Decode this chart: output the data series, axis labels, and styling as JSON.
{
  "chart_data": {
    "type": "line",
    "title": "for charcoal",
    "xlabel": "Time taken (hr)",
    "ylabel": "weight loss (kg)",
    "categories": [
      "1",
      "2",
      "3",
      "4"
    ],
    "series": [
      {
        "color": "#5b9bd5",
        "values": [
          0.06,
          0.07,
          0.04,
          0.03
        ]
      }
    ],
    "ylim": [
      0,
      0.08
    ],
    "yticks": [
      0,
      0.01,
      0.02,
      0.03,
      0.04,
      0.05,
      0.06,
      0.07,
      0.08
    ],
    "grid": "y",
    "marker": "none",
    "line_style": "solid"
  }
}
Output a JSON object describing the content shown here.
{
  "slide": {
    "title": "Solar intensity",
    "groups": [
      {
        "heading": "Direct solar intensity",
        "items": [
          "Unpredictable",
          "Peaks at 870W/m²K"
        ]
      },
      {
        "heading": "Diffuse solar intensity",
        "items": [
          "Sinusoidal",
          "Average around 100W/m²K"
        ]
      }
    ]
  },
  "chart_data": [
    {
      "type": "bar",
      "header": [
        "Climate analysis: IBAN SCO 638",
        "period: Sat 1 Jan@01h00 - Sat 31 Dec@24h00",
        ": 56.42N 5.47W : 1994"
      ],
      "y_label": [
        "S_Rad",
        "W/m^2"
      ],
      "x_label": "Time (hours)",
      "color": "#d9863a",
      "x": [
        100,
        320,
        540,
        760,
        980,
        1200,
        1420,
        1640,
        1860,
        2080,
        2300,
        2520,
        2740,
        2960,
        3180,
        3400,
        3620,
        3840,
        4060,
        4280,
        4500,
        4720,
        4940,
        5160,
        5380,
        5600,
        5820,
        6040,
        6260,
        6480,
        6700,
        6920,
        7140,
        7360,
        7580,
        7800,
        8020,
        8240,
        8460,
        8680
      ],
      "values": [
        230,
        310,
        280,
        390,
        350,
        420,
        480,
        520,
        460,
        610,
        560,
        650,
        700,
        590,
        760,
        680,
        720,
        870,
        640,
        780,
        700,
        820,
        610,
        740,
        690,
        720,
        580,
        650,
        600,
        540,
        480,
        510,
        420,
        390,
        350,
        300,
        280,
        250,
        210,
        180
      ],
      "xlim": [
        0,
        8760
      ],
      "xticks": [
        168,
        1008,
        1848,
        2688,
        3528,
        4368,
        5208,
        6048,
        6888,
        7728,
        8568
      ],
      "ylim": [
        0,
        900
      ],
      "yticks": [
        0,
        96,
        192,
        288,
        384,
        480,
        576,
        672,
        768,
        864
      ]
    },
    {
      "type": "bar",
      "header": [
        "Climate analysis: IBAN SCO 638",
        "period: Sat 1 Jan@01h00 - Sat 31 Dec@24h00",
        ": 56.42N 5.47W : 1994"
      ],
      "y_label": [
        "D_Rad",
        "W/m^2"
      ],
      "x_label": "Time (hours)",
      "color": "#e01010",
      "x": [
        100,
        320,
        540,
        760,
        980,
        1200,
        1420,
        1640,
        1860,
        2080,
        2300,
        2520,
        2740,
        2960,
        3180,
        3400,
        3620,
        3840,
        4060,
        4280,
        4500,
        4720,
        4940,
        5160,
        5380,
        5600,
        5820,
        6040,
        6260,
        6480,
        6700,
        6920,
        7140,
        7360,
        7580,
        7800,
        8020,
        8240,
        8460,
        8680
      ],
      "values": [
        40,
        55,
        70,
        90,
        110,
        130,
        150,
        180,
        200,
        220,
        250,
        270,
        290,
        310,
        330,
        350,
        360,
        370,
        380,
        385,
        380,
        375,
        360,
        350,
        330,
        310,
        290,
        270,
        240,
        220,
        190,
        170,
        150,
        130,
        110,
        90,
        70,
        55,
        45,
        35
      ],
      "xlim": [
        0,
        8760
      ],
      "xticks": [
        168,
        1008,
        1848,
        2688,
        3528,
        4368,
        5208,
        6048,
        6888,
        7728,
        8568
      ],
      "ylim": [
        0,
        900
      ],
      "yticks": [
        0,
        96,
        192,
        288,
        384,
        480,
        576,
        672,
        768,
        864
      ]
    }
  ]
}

++++++++++

> What the task asks:
Where a line holds the string "intensity", copy that line.

> Task answer:
    "title": "Solar intensity",
        "heading": "Direct solar intensity",
        "heading": "Diffuse solar intensity",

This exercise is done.